▸ TASK BRIEF: List each line of the data that holds the string "DESCRIÇÃO", please.

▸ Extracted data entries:
# # # #

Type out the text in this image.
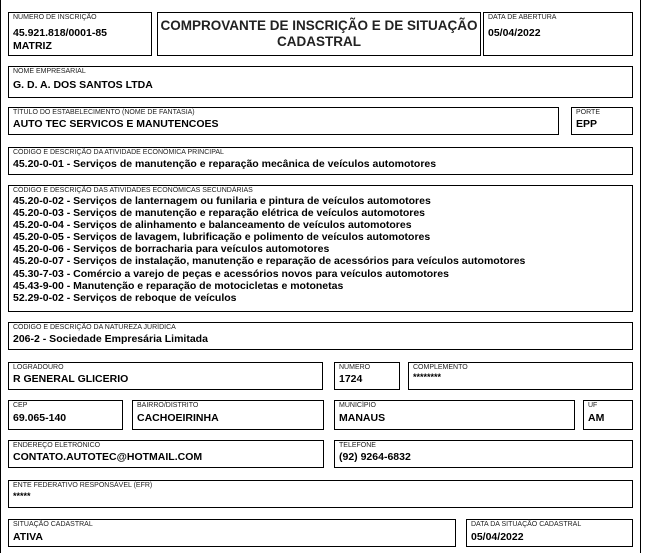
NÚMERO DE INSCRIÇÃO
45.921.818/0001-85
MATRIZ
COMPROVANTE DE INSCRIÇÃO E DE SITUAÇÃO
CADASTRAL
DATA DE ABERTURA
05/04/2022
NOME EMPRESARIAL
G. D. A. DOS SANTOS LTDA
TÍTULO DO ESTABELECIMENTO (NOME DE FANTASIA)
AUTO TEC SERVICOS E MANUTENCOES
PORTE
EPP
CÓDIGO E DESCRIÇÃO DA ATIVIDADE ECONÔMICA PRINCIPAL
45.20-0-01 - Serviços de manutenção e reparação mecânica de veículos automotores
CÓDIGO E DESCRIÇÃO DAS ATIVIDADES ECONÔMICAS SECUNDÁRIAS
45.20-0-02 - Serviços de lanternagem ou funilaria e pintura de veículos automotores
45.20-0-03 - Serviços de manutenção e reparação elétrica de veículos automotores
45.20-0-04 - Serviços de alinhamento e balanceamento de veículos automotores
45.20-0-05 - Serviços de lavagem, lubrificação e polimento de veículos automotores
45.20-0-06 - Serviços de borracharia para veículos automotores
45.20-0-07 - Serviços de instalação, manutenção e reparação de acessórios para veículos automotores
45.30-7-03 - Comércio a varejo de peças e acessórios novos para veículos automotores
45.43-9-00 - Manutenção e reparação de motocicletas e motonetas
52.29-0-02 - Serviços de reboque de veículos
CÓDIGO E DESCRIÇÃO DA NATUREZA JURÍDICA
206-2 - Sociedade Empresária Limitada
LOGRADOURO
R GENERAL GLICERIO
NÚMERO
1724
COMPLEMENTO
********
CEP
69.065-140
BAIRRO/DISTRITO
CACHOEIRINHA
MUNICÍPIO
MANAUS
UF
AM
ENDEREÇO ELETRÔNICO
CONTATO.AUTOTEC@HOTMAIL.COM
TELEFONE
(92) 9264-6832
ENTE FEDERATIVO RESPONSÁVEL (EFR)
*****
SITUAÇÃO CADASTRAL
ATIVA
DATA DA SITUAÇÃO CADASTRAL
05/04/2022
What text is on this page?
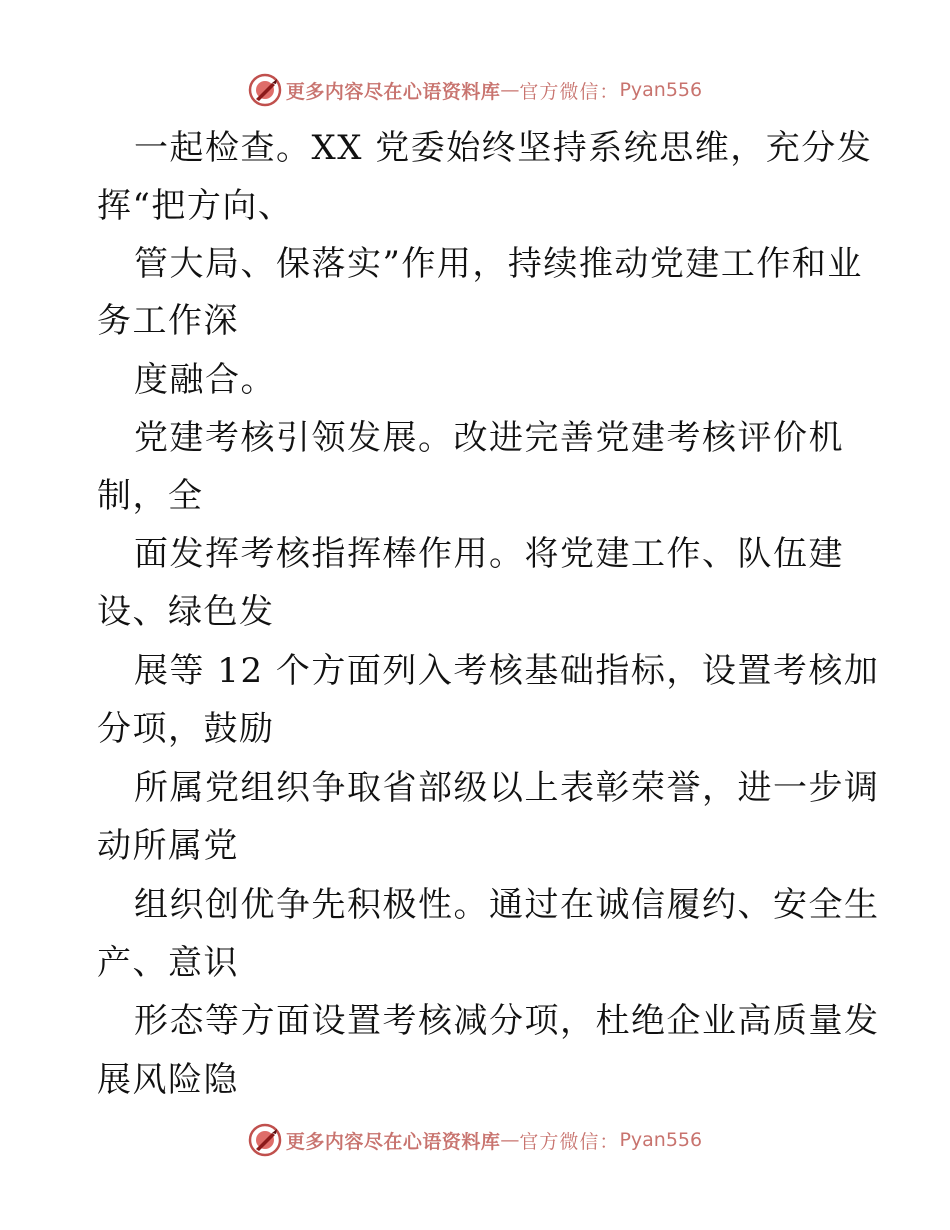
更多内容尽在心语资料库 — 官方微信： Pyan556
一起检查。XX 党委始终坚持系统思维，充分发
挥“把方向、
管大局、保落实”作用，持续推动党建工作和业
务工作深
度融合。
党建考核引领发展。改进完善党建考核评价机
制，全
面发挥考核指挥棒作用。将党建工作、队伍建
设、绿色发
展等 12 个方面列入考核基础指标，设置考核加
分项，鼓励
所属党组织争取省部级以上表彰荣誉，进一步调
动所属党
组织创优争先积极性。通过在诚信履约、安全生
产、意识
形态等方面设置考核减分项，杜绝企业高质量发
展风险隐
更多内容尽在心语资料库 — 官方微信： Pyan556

# # # #

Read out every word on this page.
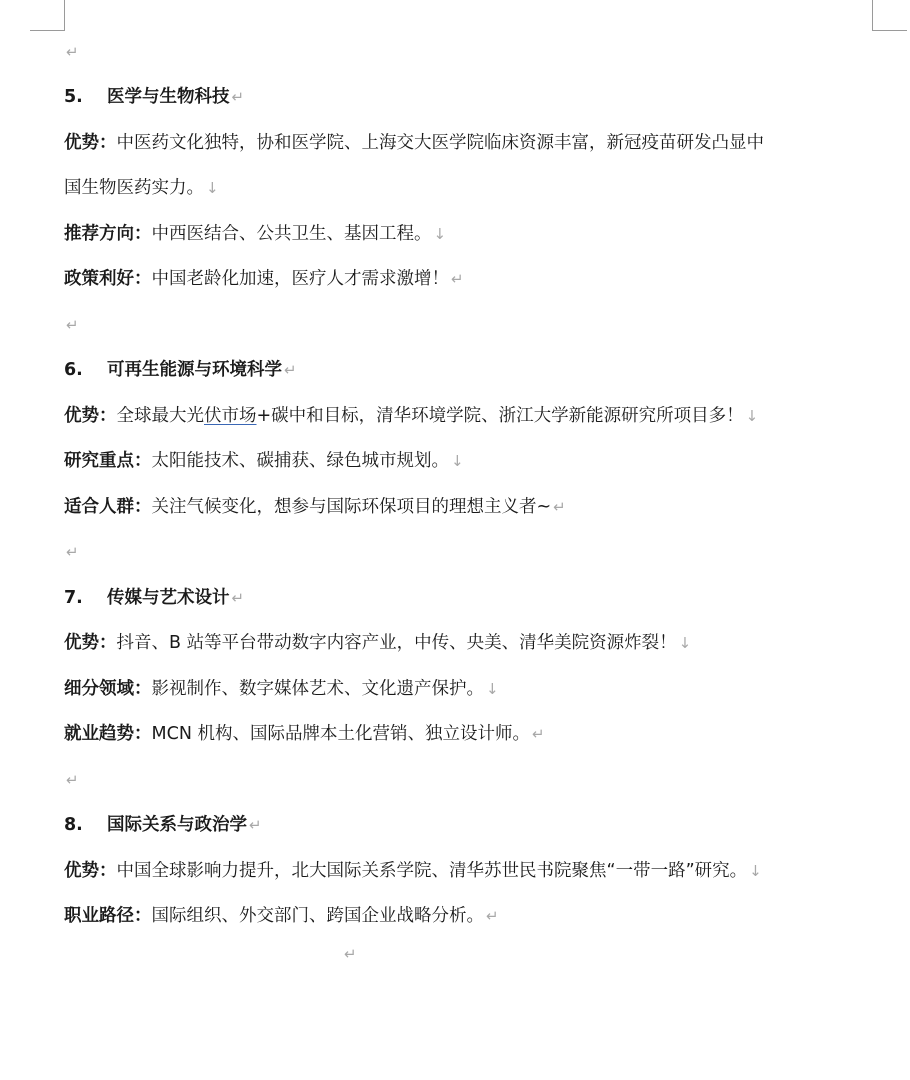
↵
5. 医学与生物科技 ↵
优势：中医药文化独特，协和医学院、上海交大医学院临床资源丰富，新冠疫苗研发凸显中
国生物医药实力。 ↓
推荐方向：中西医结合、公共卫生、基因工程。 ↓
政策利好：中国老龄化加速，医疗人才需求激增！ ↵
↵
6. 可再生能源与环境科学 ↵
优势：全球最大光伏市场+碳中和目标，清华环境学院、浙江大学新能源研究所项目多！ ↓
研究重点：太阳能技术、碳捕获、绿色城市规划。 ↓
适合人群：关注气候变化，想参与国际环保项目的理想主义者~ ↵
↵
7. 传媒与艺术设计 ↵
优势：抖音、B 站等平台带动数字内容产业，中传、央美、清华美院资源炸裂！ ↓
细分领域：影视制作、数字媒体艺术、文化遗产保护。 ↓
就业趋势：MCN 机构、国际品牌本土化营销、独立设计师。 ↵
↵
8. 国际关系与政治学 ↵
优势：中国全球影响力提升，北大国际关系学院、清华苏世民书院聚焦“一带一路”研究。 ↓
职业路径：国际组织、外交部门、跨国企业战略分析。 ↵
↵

# # # #

▸ IN RESPONSE:
CÓDIGO E DESCRIÇÃO DA ATIVIDADE ECONÔMICA PRINCIPAL
CÓDIGO E DESCRIÇÃO DAS ATIVIDADES ECONÔMICAS SECUNDÁRIAS
CÓDIGO E DESCRIÇÃO DA NATUREZA JURÍDICA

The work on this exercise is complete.